(Figure data in JSON)
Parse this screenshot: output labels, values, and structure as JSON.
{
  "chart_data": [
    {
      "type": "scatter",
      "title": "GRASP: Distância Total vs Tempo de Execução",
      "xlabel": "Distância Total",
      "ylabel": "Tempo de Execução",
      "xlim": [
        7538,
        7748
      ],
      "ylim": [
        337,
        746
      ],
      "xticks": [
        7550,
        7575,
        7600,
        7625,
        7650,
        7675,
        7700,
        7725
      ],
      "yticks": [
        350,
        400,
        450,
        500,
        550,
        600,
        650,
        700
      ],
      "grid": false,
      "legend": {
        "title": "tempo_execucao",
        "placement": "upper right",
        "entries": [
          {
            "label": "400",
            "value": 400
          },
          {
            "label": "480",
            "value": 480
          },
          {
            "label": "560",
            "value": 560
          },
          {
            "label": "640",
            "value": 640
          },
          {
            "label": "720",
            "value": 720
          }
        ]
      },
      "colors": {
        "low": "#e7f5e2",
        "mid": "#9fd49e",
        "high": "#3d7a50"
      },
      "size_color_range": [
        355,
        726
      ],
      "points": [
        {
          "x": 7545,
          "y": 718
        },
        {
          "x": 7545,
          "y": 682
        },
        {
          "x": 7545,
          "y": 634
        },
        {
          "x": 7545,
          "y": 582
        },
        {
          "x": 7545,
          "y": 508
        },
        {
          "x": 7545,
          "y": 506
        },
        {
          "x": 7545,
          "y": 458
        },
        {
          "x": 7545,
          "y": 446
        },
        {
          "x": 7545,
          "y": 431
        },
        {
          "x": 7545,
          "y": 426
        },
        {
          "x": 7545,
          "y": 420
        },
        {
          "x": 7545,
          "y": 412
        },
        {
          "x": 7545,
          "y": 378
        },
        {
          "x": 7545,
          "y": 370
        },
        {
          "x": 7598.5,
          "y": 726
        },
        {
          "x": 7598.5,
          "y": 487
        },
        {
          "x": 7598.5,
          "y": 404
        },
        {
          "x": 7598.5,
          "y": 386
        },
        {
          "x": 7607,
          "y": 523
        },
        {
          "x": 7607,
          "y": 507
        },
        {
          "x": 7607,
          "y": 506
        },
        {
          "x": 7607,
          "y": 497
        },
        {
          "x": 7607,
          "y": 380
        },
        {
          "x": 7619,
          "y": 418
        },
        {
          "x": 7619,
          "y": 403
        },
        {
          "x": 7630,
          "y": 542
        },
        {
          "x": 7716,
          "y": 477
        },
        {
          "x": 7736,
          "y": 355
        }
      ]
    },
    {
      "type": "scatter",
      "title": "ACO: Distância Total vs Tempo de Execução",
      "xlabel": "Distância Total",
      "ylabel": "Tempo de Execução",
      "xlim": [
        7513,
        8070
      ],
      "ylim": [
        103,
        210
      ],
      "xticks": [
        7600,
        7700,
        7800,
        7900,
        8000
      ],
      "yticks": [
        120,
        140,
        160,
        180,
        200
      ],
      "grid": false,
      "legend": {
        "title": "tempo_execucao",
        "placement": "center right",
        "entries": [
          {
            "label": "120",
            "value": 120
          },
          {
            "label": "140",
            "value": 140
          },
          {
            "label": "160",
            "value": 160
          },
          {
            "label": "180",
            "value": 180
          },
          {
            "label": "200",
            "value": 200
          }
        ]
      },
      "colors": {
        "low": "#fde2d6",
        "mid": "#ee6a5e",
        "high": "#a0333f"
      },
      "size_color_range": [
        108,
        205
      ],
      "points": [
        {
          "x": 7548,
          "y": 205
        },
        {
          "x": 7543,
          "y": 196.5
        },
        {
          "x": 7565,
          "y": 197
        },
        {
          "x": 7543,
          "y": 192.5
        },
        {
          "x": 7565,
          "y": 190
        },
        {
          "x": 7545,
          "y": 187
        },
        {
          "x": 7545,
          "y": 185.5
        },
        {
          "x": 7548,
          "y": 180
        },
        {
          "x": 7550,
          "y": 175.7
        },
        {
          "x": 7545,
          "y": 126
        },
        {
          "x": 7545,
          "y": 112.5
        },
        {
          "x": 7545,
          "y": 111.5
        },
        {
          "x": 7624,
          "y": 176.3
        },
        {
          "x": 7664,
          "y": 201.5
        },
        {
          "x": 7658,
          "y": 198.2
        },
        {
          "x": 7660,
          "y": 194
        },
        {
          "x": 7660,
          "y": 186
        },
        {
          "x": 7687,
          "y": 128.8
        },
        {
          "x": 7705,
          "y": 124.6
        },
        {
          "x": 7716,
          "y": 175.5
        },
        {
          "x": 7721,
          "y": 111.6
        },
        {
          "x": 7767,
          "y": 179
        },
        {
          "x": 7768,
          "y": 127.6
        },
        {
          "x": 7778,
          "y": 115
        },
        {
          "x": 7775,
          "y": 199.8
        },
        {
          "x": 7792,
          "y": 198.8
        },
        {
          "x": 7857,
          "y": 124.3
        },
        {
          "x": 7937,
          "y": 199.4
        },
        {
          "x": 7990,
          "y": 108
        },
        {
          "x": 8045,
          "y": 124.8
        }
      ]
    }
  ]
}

...

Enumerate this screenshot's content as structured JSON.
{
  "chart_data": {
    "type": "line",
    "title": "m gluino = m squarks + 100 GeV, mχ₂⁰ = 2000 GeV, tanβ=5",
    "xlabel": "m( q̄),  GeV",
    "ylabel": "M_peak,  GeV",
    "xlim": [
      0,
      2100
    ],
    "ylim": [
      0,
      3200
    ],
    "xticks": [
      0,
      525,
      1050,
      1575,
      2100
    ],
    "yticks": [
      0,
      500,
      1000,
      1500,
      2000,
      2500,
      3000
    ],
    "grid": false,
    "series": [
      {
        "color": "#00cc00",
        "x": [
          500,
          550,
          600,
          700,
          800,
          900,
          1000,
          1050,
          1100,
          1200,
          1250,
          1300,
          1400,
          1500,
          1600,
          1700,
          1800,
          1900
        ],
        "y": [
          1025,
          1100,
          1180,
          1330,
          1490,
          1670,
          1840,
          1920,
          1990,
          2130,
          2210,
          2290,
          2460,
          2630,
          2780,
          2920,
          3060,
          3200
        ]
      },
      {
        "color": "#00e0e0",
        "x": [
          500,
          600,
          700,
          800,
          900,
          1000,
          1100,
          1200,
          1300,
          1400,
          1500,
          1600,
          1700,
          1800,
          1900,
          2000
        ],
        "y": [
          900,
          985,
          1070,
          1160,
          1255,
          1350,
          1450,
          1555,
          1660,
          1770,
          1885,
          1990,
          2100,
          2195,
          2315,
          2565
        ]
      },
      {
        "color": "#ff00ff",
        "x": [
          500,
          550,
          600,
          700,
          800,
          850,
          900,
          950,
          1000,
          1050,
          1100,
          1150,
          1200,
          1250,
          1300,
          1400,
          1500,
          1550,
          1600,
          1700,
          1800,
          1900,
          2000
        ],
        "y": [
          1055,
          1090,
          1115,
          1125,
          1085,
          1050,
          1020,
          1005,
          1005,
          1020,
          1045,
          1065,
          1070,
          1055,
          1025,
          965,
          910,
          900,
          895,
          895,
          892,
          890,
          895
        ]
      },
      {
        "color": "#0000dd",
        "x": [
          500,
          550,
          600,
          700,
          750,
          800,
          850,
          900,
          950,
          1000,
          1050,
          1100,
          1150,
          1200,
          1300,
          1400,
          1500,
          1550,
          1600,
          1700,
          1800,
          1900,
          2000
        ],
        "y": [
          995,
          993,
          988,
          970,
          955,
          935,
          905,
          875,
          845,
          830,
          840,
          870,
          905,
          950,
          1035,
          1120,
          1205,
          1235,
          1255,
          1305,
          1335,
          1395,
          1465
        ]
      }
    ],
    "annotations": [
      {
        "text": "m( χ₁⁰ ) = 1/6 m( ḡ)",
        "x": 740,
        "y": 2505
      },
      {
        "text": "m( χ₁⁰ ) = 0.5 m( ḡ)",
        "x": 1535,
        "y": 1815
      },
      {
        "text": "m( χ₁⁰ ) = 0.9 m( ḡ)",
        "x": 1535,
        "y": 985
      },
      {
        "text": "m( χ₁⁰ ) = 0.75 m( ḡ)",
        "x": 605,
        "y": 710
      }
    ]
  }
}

==

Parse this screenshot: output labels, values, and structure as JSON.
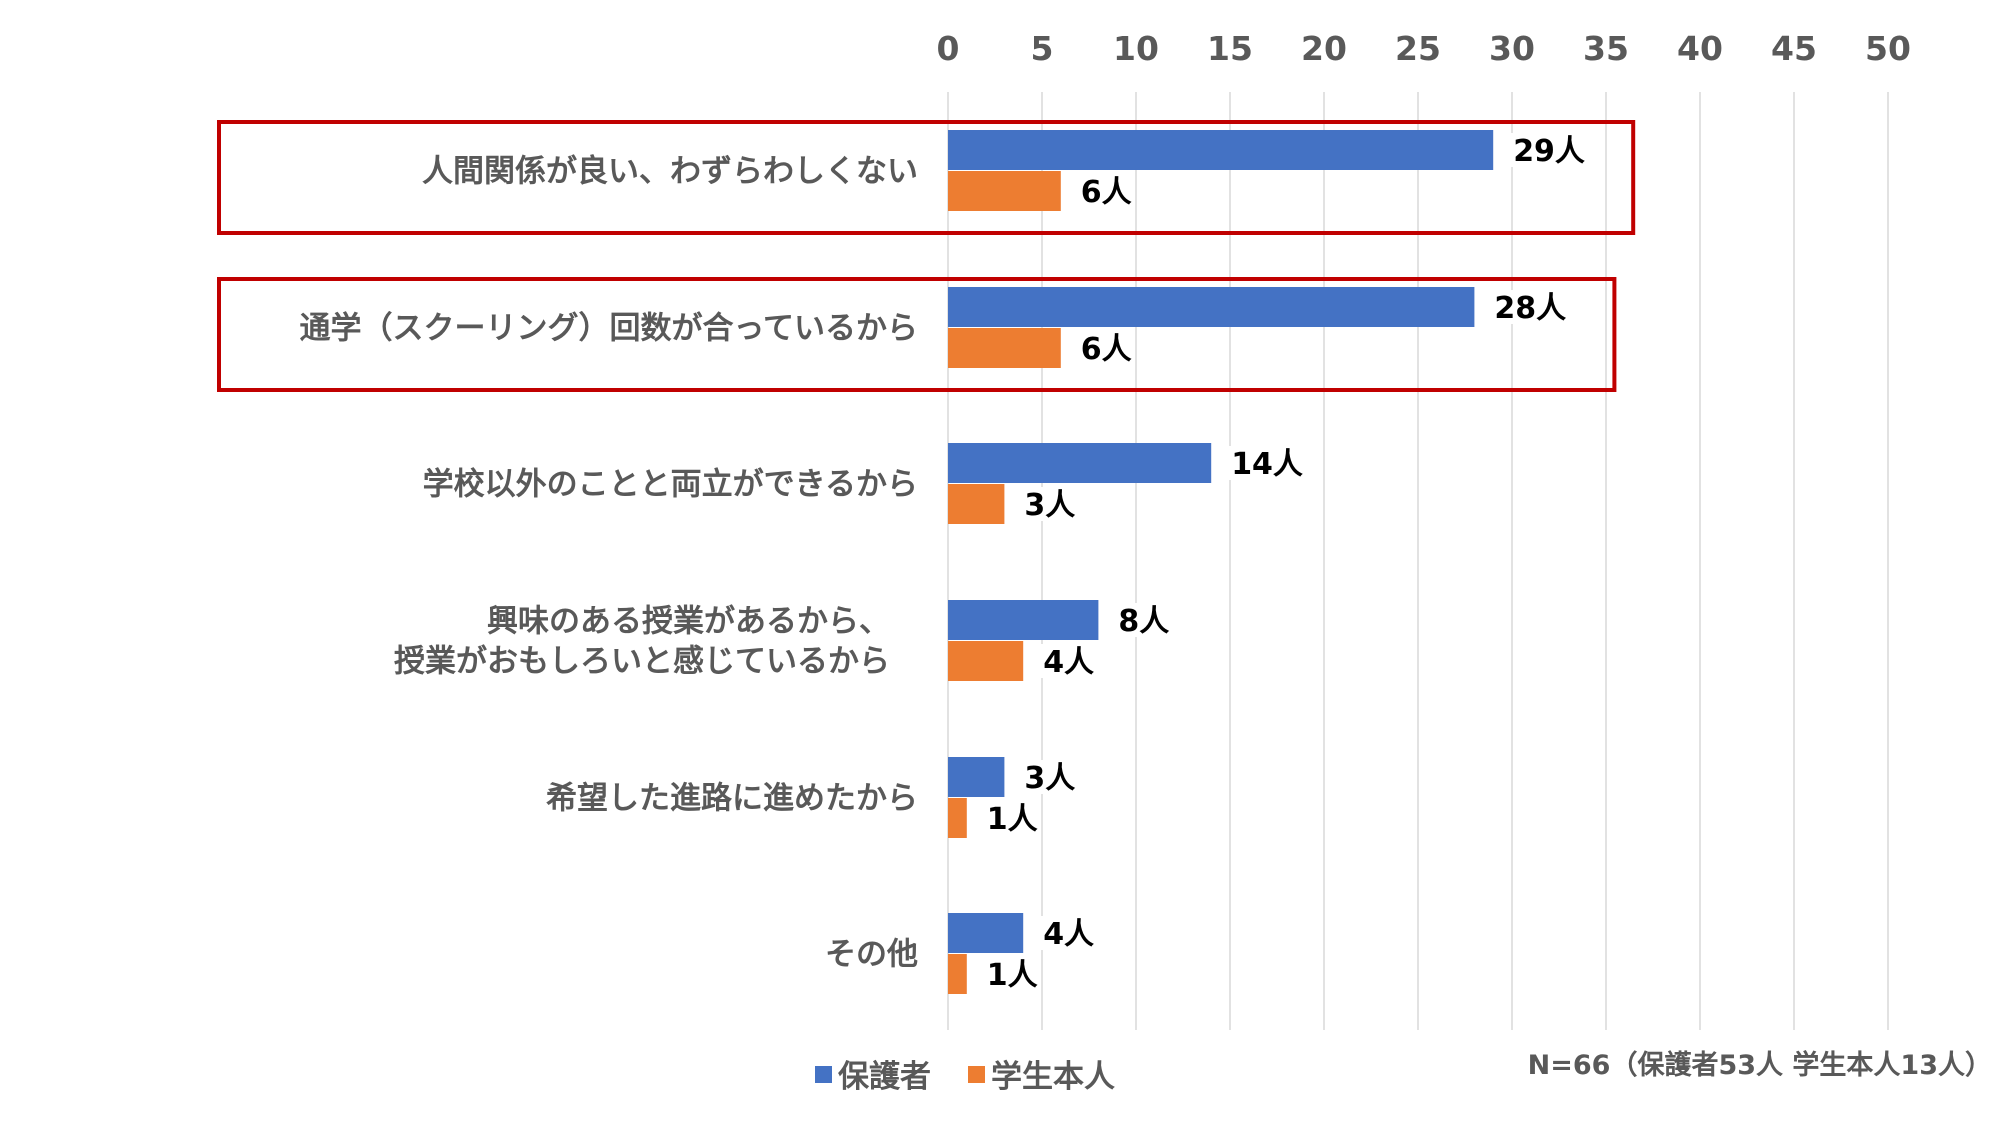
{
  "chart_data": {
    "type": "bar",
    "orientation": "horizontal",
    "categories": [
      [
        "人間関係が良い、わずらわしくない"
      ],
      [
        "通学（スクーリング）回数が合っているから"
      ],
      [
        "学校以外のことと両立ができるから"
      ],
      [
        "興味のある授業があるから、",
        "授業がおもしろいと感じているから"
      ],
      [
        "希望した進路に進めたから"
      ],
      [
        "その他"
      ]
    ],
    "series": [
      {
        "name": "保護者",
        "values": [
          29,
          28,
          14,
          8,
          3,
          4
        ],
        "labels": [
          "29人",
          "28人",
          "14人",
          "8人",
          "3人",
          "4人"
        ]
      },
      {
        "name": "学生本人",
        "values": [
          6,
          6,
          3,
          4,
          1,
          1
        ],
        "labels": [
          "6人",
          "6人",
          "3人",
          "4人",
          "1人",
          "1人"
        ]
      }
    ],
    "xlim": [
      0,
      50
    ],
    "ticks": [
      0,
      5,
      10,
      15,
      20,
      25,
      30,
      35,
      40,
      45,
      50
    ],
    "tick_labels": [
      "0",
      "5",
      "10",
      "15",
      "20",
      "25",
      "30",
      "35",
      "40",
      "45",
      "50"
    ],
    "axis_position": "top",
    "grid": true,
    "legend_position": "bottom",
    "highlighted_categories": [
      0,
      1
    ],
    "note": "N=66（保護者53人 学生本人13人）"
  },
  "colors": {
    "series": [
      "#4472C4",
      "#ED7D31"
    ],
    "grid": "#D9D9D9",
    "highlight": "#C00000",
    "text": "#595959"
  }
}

▶ _WORK REQUIRED_:
Read the entries and show each line that mentions "title".

▶ _ANSWER TO THIS PROBLEM_:
      "title": "GRASP: Distância Total vs Tempo de Execução",
        "title": "tempo_execucao",
      "title": "ACO: Distância Total vs Tempo de Execução",
        "title": "tempo_execucao",
    "title": "m gluino = m squarks + 100 GeV, mχ₂⁰ = 2000 GeV, tanβ=5",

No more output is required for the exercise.